SHORT PROBLEM ▸ Reproduce all of the material word for word.

DATA ROWS ▸
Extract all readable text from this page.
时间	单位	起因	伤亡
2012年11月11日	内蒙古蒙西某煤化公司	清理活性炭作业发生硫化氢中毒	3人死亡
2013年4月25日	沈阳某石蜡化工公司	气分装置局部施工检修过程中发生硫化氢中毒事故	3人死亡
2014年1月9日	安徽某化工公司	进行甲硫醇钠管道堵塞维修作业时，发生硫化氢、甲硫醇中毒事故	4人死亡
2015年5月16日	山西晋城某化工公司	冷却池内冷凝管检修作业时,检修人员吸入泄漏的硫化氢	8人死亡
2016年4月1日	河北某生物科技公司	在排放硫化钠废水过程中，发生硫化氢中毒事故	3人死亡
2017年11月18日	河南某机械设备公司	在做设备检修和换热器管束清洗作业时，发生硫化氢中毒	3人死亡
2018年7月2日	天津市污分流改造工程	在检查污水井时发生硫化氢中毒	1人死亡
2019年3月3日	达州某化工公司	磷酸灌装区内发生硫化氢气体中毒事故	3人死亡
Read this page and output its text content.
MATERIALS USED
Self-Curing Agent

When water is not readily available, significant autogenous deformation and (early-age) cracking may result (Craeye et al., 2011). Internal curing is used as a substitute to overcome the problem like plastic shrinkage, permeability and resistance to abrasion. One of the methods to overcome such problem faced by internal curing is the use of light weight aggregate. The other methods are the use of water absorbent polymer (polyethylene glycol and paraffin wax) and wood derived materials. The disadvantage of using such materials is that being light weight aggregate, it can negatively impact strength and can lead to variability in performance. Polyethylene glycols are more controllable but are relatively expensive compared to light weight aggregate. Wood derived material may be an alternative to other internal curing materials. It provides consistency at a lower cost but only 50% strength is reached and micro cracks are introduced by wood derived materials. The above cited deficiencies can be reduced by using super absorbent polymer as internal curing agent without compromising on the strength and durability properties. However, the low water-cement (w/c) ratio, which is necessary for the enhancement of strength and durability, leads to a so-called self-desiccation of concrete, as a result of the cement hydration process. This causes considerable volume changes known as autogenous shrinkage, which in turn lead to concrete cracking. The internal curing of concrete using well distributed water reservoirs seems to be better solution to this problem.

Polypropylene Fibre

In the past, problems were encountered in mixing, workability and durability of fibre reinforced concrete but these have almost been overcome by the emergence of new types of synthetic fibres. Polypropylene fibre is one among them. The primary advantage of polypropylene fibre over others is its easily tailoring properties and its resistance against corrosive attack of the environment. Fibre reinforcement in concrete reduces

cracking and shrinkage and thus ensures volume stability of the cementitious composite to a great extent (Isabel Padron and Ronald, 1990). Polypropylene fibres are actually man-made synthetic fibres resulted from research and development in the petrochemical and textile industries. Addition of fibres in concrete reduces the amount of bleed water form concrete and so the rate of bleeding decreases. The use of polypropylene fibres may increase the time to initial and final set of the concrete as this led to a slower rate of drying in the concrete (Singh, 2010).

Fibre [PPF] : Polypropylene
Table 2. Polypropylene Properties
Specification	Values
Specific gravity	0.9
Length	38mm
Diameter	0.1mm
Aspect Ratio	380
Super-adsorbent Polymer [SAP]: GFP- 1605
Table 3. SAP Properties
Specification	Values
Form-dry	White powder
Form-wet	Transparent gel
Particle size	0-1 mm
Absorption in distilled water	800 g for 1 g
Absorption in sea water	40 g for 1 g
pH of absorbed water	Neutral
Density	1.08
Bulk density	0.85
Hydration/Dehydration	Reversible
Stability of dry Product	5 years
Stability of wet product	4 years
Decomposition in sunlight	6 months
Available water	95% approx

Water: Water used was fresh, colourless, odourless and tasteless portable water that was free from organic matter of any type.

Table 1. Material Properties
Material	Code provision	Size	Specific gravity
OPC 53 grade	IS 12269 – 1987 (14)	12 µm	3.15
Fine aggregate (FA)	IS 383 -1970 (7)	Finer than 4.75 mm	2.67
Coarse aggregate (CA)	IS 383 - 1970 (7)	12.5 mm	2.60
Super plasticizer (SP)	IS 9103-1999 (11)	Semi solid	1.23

EXERCISE SOLUTION ▸
Extract all readable text from this page.
时间	单位	起因	伤亡
2012年11月11日	内蒙古蒙西某煤化公司	清理活性炭作业发生硫化氢中毒	3人死亡
2013年4月25日	沈阳某石蜡化工公司	气分装置局部施工检修过程中发生硫化氢中毒事故	3人死亡
2014年1月9日	安徽某化工公司	进行甲硫醇钠管道堵塞维修作业时，发生硫化氢、甲硫醇中毒事故	4人死亡
2015年5月16日	山西晋城某化工公司	冷却池内冷凝管检修作业时,检修人员吸入泄漏的硫化氢	8人死亡
2016年4月1日	河北某生物科技公司	在排放硫化钠废水过程中，发生硫化氢中毒事故	3人死亡
2017年11月18日	河南某机械设备公司	在做设备检修和换热器管束清洗作业时，发生硫化氢中毒	3人死亡
2018年7月2日	天津市污分流改造工程	在检查污水井时发生硫化氢中毒	1人死亡
2019年3月3日	达州某化工公司	磷酸灌装区内发生硫化氢气体中毒事故	3人死亡
Read this page and output its text content.
MATERIALS USED
Self-Curing Agent

When water is not readily available, significant autogenous deformation and (early-age) cracking may result (Craeye et al., 2011). Internal curing is used as a substitute to overcome the problem like plastic shrinkage, permeability and resistance to abrasion. One of the methods to overcome such problem faced by internal curing is the use of light weight aggregate. The other methods are the use of water absorbent polymer (polyethylene glycol and paraffin wax) and wood derived materials. The disadvantage of using such materials is that being light weight aggregate, it can negatively impact strength and can lead to variability in performance. Polyethylene glycols are more controllable but are relatively expensive compared to light weight aggregate. Wood derived material may be an alternative to other internal curing materials. It provides consistency at a lower cost but only 50% strength is reached and micro cracks are introduced by wood derived materials. The above cited deficiencies can be reduced by using super absorbent polymer as internal curing agent without compromising on the strength and durability properties. However, the low water-cement (w/c) ratio, which is necessary for the enhancement of strength and durability, leads to a so-called self-desiccation of concrete, as a result of the cement hydration process. This causes considerable volume changes known as autogenous shrinkage, which in turn lead to concrete cracking. The internal curing of concrete using well distributed water reservoirs seems to be better solution to this problem.

Polypropylene Fibre

In the past, problems were encountered in mixing, workability and durability of fibre reinforced concrete but these have almost been overcome by the emergence of new types of synthetic fibres. Polypropylene fibre is one among them. The primary advantage of polypropylene fibre over others is its easily tailoring properties and its resistance against corrosive attack of the environment. Fibre reinforcement in concrete reduces

cracking and shrinkage and thus ensures volume stability of the cementitious composite to a great extent (Isabel Padron and Ronald, 1990). Polypropylene fibres are actually man-made synthetic fibres resulted from research and development in the petrochemical and textile industries. Addition of fibres in concrete reduces the amount of bleed water form concrete and so the rate of bleeding decreases. The use of polypropylene fibres may increase the time to initial and final set of the concrete as this led to a slower rate of drying in the concrete (Singh, 2010).

Fibre [PPF] : Polypropylene
Table 2. Polypropylene Properties
Specification	Values
Specific gravity	0.9
Length	38mm
Diameter	0.1mm
Aspect Ratio	380
Super-adsorbent Polymer [SAP]: GFP- 1605
Table 3. SAP Properties
Specification	Values
Form-dry	White powder
Form-wet	Transparent gel
Particle size	0-1 mm
Absorption in distilled water	800 g for 1 g
Absorption in sea water	40 g for 1 g
pH of absorbed water	Neutral
Density	1.08
Bulk density	0.85
Hydration/Dehydration	Reversible
Stability of dry Product	5 years
Stability of wet product	4 years
Decomposition in sunlight	6 months
Available water	95% approx

Water: Water used was fresh, colourless, odourless and tasteless portable water that was free from organic matter of any type.

Table 1. Material Properties
Material	Code provision	Size	Specific gravity
OPC 53 grade	IS 12269 – 1987 (14)	12 µm	3.15
Fine aggregate (FA)	IS 383 -1970 (7)	Finer than 4.75 mm	2.67
Coarse aggregate (CA)	IS 383 - 1970 (7)	12.5 mm	2.60
Super plasticizer (SP)	IS 9103-1999 (11)	Semi solid	1.23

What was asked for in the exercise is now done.